Stored records:
— START —

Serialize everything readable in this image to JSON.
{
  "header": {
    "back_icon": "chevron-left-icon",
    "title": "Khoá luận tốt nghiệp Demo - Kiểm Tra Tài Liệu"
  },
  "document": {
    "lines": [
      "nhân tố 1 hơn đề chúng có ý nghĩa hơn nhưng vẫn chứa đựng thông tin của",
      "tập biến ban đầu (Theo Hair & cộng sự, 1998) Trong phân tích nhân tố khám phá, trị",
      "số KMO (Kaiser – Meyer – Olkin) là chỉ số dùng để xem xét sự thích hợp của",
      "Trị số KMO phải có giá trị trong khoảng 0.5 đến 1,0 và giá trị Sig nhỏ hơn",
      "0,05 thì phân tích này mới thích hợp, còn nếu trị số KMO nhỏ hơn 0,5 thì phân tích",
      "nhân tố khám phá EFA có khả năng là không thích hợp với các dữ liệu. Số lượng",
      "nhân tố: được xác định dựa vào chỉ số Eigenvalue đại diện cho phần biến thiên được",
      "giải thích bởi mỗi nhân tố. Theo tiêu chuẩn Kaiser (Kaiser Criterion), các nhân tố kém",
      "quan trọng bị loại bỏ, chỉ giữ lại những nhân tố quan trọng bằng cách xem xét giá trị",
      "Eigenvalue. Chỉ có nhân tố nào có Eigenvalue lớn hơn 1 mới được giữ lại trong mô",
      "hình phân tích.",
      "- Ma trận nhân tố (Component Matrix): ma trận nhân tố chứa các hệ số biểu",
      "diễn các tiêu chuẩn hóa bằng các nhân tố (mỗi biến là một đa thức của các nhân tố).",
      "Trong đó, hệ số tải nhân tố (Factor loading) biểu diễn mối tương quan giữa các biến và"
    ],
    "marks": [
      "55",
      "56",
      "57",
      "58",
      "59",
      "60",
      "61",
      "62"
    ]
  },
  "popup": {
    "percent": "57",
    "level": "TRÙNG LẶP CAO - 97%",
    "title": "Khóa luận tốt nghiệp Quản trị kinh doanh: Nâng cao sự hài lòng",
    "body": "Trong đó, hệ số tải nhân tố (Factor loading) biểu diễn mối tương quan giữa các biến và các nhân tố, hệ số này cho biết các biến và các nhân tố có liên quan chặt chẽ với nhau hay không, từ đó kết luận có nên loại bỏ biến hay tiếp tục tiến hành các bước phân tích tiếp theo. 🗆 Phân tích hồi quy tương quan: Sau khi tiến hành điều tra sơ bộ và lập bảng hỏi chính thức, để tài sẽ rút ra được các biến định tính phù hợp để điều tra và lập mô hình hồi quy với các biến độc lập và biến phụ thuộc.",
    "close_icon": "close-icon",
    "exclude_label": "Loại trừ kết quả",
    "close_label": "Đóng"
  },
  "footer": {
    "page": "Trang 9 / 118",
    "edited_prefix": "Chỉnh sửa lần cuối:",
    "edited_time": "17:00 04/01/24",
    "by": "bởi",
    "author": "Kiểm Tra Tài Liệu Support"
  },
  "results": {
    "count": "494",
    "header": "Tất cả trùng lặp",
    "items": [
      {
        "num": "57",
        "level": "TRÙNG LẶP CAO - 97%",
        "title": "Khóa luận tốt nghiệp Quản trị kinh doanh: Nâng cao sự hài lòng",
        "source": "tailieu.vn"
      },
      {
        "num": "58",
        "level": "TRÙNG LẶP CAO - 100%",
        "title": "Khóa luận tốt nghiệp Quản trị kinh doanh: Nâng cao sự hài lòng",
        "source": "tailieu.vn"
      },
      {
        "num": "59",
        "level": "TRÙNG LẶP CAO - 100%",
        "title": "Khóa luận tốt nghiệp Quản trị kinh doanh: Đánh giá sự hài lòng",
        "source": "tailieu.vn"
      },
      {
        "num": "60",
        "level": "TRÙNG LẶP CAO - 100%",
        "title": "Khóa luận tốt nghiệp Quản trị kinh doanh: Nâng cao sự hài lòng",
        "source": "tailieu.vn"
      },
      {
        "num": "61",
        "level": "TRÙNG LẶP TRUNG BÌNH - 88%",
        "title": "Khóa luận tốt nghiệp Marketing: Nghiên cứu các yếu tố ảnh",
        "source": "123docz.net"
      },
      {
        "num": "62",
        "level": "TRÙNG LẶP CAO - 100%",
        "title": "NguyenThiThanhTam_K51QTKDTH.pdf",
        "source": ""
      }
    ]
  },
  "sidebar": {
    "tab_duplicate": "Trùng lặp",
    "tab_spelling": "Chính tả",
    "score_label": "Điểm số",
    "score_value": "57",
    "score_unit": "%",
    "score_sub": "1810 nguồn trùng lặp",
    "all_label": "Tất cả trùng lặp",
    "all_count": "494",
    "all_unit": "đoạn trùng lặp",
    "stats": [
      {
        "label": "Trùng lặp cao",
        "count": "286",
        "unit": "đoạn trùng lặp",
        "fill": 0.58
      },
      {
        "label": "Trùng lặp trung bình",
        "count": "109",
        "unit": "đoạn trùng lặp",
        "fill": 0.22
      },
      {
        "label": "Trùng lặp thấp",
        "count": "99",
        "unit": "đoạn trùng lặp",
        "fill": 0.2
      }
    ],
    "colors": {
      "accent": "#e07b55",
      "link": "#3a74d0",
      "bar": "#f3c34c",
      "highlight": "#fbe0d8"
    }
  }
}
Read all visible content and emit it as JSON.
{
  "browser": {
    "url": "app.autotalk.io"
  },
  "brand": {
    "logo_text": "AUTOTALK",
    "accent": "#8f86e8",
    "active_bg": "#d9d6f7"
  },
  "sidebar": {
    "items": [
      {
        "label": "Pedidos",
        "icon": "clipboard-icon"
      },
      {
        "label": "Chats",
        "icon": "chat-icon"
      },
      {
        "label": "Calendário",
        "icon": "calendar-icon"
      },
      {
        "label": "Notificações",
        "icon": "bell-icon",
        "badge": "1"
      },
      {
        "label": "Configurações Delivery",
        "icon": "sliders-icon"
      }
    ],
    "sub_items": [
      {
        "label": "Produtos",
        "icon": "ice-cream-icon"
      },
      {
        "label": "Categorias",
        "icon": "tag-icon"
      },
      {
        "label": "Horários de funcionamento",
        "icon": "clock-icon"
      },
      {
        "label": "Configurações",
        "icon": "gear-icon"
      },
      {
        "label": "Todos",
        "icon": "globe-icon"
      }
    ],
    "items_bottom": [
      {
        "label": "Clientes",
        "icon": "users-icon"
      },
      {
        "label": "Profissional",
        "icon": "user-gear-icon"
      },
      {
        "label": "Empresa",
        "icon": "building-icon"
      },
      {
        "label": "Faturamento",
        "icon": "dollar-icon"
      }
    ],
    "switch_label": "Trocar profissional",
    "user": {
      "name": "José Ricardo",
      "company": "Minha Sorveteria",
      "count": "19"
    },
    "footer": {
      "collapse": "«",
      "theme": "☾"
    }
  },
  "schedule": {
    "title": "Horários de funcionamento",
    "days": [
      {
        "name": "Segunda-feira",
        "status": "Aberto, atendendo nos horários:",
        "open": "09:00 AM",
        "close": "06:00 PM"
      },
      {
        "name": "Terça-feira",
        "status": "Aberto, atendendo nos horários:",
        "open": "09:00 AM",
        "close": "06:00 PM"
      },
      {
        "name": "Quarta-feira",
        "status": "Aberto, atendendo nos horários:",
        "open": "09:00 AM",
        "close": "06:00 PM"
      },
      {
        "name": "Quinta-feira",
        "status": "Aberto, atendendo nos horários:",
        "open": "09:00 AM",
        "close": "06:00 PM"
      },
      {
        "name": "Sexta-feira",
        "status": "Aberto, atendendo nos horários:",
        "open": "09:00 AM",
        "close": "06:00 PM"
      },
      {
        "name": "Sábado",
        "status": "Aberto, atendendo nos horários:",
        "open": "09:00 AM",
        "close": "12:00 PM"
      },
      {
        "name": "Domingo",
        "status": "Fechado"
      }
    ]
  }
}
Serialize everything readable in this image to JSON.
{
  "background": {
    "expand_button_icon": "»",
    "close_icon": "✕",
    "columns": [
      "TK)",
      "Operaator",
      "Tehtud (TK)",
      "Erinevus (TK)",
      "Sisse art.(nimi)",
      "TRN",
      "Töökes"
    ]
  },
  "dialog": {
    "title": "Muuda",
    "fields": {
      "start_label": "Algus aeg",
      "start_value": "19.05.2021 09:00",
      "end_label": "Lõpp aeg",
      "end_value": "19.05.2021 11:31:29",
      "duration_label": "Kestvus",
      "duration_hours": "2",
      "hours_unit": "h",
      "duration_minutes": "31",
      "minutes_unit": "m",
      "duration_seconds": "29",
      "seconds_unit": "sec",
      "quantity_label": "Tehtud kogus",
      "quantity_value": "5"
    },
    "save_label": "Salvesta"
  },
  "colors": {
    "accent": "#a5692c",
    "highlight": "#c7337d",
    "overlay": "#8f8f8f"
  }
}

— END —

Using the listing above, pull out all lines that hold the word "accent".

Written solution:
      "accent": "#e07b55",
    "accent": "#8f86e8",
    "accent": "#a5692c",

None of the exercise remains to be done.